_TÂCHE 1_. Relevez toutes les indications de date ou d'année figurant dans l'extrait sur les Big Brother Awards, dans leur ordre d'apparition.
_TÂCHE 2_. Renvoyez le passage de l'extrait sur les Big Brother Awards qui va de "Le 4 avril, les" jusqu'à "avant la cérémonie.".

_EXTRAIT PRÉSENTÉ_.
□ □ □

« Un nouvel art de gouverner par la traçabilité »

Le 4 avril, les **Big Brother Awards France** (BBA) décernent leurs trophées sanctionnant les pires atteintes à la vie privée et aux libertés dans l’Hexagone. Armand Mattelard*, président du jury 2009, nous livre ses commentaires avant la cérémonie.

Christine Tréguier  • 3 avril 2009 abonné·es
« Un nouvel art de gouverner par la traçabilité »
© *Armand Matelart est enseignant en Sciences de l'information et de la communication à Paris VIII et auteur de La globalisation de la surveillance, éditions la Découverte, 2008.

□ □ □

_DONNÉES DE L'EXERCICE_.
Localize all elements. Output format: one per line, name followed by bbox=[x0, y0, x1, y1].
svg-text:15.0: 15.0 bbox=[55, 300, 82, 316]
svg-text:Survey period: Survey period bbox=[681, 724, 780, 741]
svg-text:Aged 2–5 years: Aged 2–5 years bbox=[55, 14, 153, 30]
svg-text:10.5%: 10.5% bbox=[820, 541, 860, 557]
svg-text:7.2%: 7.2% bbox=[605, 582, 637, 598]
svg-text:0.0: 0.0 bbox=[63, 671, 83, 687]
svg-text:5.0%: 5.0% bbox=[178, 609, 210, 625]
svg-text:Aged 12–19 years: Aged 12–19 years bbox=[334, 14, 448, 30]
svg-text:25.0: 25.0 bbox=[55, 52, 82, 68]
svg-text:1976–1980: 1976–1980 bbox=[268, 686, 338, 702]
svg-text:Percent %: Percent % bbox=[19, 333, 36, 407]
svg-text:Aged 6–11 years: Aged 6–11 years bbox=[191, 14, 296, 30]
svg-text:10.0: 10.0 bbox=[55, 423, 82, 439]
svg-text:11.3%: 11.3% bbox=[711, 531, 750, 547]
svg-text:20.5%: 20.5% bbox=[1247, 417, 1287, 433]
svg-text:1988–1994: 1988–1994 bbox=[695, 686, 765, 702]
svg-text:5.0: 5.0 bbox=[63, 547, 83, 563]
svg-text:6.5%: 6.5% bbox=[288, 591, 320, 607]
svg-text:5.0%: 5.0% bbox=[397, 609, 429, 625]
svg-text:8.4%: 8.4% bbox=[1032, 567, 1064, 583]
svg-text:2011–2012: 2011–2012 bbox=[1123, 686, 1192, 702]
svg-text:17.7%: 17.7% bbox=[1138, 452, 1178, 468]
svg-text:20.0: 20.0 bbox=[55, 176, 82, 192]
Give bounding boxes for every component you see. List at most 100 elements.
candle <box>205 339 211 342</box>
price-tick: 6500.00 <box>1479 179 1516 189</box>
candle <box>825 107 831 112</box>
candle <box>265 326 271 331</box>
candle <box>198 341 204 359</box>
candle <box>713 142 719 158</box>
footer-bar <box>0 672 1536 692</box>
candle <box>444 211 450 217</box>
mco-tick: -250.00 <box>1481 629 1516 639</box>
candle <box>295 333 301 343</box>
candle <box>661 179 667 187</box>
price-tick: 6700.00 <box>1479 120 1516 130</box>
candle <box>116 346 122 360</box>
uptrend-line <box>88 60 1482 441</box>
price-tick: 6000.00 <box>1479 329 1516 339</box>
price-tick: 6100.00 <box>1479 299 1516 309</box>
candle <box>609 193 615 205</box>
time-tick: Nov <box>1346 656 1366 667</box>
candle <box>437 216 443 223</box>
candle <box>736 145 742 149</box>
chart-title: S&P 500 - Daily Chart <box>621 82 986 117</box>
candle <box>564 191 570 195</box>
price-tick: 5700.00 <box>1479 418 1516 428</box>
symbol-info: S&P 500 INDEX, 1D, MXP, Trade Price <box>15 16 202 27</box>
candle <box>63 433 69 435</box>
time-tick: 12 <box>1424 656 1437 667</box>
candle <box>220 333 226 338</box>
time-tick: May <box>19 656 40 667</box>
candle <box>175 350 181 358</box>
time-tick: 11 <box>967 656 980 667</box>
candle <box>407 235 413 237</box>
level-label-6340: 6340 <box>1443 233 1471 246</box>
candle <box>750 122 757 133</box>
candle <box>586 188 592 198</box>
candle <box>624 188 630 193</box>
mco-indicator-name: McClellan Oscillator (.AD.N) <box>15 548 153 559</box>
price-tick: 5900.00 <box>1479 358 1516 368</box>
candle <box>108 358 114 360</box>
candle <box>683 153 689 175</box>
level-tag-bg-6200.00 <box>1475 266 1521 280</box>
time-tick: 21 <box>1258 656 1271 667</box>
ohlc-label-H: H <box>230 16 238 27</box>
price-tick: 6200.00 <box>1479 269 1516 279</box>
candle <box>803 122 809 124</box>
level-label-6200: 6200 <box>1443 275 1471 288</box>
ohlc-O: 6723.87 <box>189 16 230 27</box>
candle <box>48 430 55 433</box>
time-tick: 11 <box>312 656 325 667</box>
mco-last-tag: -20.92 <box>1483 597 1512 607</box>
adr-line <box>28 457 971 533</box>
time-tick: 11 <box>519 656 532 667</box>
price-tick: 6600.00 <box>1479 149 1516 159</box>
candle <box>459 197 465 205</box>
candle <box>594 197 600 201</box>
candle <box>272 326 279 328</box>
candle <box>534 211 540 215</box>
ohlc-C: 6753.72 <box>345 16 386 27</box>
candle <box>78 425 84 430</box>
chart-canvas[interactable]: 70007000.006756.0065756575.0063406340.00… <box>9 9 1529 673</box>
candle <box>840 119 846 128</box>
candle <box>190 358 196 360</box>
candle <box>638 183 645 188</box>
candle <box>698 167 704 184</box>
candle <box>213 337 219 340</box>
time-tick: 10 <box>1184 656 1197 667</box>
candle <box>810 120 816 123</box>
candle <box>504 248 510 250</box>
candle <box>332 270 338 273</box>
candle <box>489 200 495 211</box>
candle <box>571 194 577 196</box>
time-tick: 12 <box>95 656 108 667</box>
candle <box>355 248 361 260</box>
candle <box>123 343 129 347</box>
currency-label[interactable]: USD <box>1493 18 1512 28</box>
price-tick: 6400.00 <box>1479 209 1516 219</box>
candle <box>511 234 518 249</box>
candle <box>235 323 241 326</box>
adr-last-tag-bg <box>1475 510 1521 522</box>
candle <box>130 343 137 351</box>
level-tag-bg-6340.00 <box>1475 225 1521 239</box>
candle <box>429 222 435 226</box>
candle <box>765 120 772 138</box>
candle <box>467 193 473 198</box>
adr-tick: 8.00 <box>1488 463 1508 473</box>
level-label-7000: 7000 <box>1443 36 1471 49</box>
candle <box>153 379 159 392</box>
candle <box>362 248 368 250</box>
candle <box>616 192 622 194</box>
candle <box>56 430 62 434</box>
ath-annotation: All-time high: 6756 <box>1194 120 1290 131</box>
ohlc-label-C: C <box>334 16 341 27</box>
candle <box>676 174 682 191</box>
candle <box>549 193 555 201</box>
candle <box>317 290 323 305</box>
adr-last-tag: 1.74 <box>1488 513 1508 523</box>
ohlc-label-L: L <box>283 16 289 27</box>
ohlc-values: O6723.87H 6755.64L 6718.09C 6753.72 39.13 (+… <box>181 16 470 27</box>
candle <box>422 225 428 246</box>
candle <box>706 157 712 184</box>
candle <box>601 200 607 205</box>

□ □ □

_VOTRE RÉPONSE 1_.
4 avril
2009
3 avril 2009
2008

_VOTRE RÉPONSE 2_.
Le 4 avril, les **Big Brother Awards France** (BBA) décernent leurs trophées sanctionnant les pires atteintes à la vie privée et aux libertés dans l’Hexagone. Armand Mattelard*, président du jury 2009, nous livre ses commentaires avant la cérémonie.